Records about charts and figures
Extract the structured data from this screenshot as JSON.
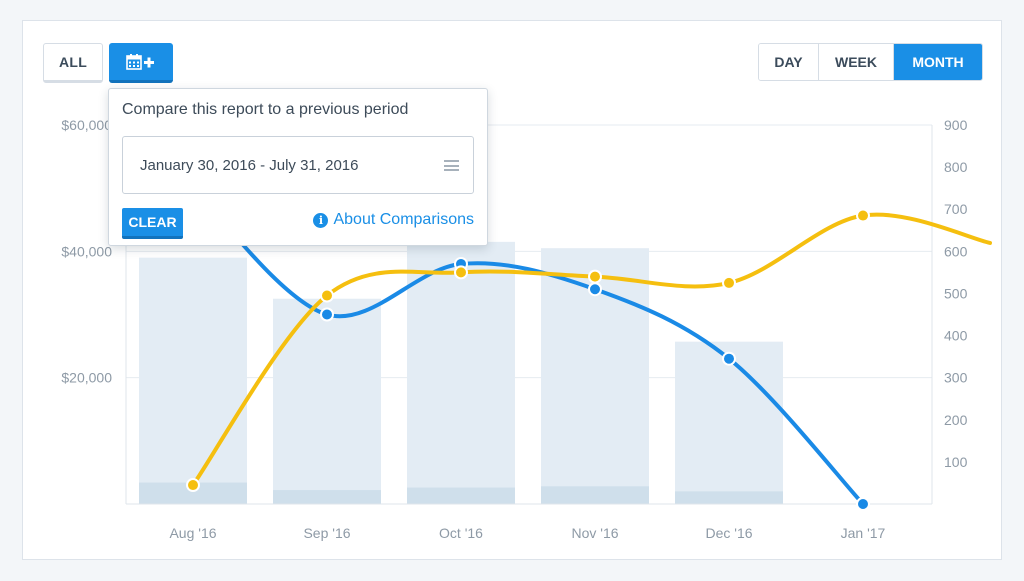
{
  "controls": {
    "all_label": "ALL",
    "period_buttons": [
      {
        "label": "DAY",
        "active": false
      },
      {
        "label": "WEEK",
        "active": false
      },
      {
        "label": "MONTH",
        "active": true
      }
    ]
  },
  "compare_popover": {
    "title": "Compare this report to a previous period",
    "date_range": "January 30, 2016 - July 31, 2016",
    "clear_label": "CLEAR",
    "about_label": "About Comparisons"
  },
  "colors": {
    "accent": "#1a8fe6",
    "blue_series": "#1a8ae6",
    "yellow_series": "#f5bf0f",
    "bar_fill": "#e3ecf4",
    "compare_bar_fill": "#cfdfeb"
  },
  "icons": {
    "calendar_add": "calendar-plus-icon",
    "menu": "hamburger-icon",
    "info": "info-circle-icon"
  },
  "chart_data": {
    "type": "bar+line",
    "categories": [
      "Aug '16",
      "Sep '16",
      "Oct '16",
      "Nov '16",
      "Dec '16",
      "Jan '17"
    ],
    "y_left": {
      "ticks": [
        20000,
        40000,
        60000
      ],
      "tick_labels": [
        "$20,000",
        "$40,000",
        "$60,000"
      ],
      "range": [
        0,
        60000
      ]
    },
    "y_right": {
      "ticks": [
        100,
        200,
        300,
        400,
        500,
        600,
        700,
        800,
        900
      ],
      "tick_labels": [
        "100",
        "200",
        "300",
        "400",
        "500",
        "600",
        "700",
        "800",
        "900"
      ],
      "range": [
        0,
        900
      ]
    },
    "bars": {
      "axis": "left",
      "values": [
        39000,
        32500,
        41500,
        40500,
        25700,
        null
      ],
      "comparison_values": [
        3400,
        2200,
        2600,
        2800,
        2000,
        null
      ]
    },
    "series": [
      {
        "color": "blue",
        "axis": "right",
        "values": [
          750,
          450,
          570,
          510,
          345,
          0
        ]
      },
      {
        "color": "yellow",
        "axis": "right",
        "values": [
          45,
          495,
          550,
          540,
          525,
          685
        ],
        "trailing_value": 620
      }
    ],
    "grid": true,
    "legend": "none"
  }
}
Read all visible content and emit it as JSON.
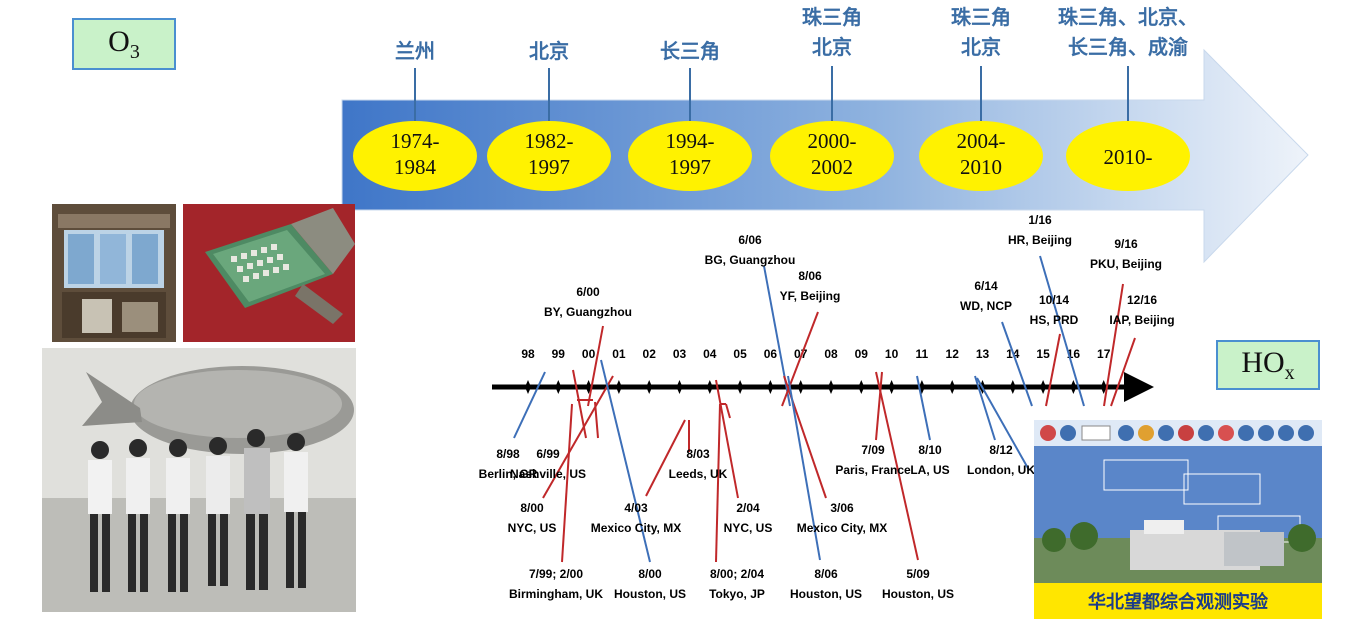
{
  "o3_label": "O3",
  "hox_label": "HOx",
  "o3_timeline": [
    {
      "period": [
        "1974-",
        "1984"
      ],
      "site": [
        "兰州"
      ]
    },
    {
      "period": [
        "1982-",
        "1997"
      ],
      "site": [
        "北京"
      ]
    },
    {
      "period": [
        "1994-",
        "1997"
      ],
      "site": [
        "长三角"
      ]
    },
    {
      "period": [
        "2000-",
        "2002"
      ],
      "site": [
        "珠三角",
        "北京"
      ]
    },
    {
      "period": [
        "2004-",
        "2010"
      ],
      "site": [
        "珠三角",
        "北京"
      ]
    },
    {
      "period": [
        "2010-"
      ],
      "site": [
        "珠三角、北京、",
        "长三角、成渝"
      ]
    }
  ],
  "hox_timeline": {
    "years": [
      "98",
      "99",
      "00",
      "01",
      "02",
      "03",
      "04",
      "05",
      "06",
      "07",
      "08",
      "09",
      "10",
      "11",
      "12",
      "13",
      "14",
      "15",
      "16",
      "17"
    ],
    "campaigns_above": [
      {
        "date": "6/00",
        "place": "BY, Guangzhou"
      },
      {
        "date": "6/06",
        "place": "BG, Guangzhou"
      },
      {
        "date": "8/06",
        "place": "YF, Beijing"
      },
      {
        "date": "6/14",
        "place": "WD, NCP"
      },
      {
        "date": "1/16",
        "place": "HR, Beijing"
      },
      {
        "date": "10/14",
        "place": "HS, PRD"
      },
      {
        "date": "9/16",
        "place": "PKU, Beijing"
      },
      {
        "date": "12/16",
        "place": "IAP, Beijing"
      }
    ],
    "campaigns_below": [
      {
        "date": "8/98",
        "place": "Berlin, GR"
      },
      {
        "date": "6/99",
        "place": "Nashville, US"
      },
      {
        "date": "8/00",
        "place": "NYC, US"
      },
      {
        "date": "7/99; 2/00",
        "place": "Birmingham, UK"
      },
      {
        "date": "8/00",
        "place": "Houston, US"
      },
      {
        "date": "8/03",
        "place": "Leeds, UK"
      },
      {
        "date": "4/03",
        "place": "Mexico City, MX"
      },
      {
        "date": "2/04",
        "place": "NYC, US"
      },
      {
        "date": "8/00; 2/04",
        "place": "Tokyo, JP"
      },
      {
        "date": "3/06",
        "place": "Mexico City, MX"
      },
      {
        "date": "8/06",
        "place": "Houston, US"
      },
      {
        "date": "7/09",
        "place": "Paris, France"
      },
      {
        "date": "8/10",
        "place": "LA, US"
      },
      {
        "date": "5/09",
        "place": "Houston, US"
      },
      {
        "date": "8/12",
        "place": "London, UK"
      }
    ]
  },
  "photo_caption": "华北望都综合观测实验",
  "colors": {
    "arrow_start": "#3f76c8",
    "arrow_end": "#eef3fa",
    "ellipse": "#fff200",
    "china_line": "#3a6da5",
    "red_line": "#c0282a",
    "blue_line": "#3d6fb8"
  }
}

# Task
Restate every record exactly, please; do not copy the pictures.

# Output below
Extract the structured data from this screenshot as JSON.
{
  "controls": {
    "all_label": "ALL",
    "period_buttons": [
      {
        "label": "DAY",
        "active": false
      },
      {
        "label": "WEEK",
        "active": false
      },
      {
        "label": "MONTH",
        "active": true
      }
    ]
  },
  "compare_popover": {
    "title": "Compare this report to a previous period",
    "date_range": "January 30, 2016 - July 31, 2016",
    "clear_label": "CLEAR",
    "about_label": "About Comparisons"
  },
  "colors": {
    "accent": "#1a8fe6",
    "blue_series": "#1a8ae6",
    "yellow_series": "#f5bf0f",
    "bar_fill": "#e3ecf4",
    "compare_bar_fill": "#cfdfeb"
  },
  "icons": {
    "calendar_add": "calendar-plus-icon",
    "menu": "hamburger-icon",
    "info": "info-circle-icon"
  },
  "chart_data": {
    "type": "bar+line",
    "categories": [
      "Aug '16",
      "Sep '16",
      "Oct '16",
      "Nov '16",
      "Dec '16",
      "Jan '17"
    ],
    "y_left": {
      "ticks": [
        20000,
        40000,
        60000
      ],
      "tick_labels": [
        "$20,000",
        "$40,000",
        "$60,000"
      ],
      "range": [
        0,
        60000
      ]
    },
    "y_right": {
      "ticks": [
        100,
        200,
        300,
        400,
        500,
        600,
        700,
        800,
        900
      ],
      "tick_labels": [
        "100",
        "200",
        "300",
        "400",
        "500",
        "600",
        "700",
        "800",
        "900"
      ],
      "range": [
        0,
        900
      ]
    },
    "bars": {
      "axis": "left",
      "values": [
        39000,
        32500,
        41500,
        40500,
        25700,
        null
      ],
      "comparison_values": [
        3400,
        2200,
        2600,
        2800,
        2000,
        null
      ]
    },
    "series": [
      {
        "color": "blue",
        "axis": "right",
        "values": [
          750,
          450,
          570,
          510,
          345,
          0
        ]
      },
      {
        "color": "yellow",
        "axis": "right",
        "values": [
          45,
          495,
          550,
          540,
          525,
          685
        ],
        "trailing_value": 620
      }
    ],
    "grid": true,
    "legend": "none"
  }
}
Read all visible content and emit it as JSON.
{
  "o3_label": "O3",
  "hox_label": "HOx",
  "o3_timeline": [
    {
      "period": [
        "1974-",
        "1984"
      ],
      "site": [
        "兰州"
      ]
    },
    {
      "period": [
        "1982-",
        "1997"
      ],
      "site": [
        "北京"
      ]
    },
    {
      "period": [
        "1994-",
        "1997"
      ],
      "site": [
        "长三角"
      ]
    },
    {
      "period": [
        "2000-",
        "2002"
      ],
      "site": [
        "珠三角",
        "北京"
      ]
    },
    {
      "period": [
        "2004-",
        "2010"
      ],
      "site": [
        "珠三角",
        "北京"
      ]
    },
    {
      "period": [
        "2010-"
      ],
      "site": [
        "珠三角、北京、",
        "长三角、成渝"
      ]
    }
  ],
  "hox_timeline": {
    "years": [
      "98",
      "99",
      "00",
      "01",
      "02",
      "03",
      "04",
      "05",
      "06",
      "07",
      "08",
      "09",
      "10",
      "11",
      "12",
      "13",
      "14",
      "15",
      "16",
      "17"
    ],
    "campaigns_above": [
      {
        "date": "6/00",
        "place": "BY, Guangzhou"
      },
      {
        "date": "6/06",
        "place": "BG, Guangzhou"
      },
      {
        "date": "8/06",
        "place": "YF, Beijing"
      },
      {
        "date": "6/14",
        "place": "WD, NCP"
      },
      {
        "date": "1/16",
        "place": "HR, Beijing"
      },
      {
        "date": "10/14",
        "place": "HS, PRD"
      },
      {
        "date": "9/16",
        "place": "PKU, Beijing"
      },
      {
        "date": "12/16",
        "place": "IAP, Beijing"
      }
    ],
    "campaigns_below": [
      {
        "date": "8/98",
        "place": "Berlin, GR"
      },
      {
        "date": "6/99",
        "place": "Nashville, US"
      },
      {
        "date": "8/00",
        "place": "NYC, US"
      },
      {
        "date": "7/99; 2/00",
        "place": "Birmingham, UK"
      },
      {
        "date": "8/00",
        "place": "Houston, US"
      },
      {
        "date": "8/03",
        "place": "Leeds, UK"
      },
      {
        "date": "4/03",
        "place": "Mexico City, MX"
      },
      {
        "date": "2/04",
        "place": "NYC, US"
      },
      {
        "date": "8/00; 2/04",
        "place": "Tokyo, JP"
      },
      {
        "date": "3/06",
        "place": "Mexico City, MX"
      },
      {
        "date": "8/06",
        "place": "Houston, US"
      },
      {
        "date": "7/09",
        "place": "Paris, France"
      },
      {
        "date": "8/10",
        "place": "LA, US"
      },
      {
        "date": "5/09",
        "place": "Houston, US"
      },
      {
        "date": "8/12",
        "place": "London, UK"
      }
    ]
  },
  "photo_caption": "华北望都综合观测实验",
  "colors": {
    "arrow_start": "#3f76c8",
    "arrow_end": "#eef3fa",
    "ellipse": "#fff200",
    "china_line": "#3a6da5",
    "red_line": "#c0282a",
    "blue_line": "#3d6fb8"
  }
}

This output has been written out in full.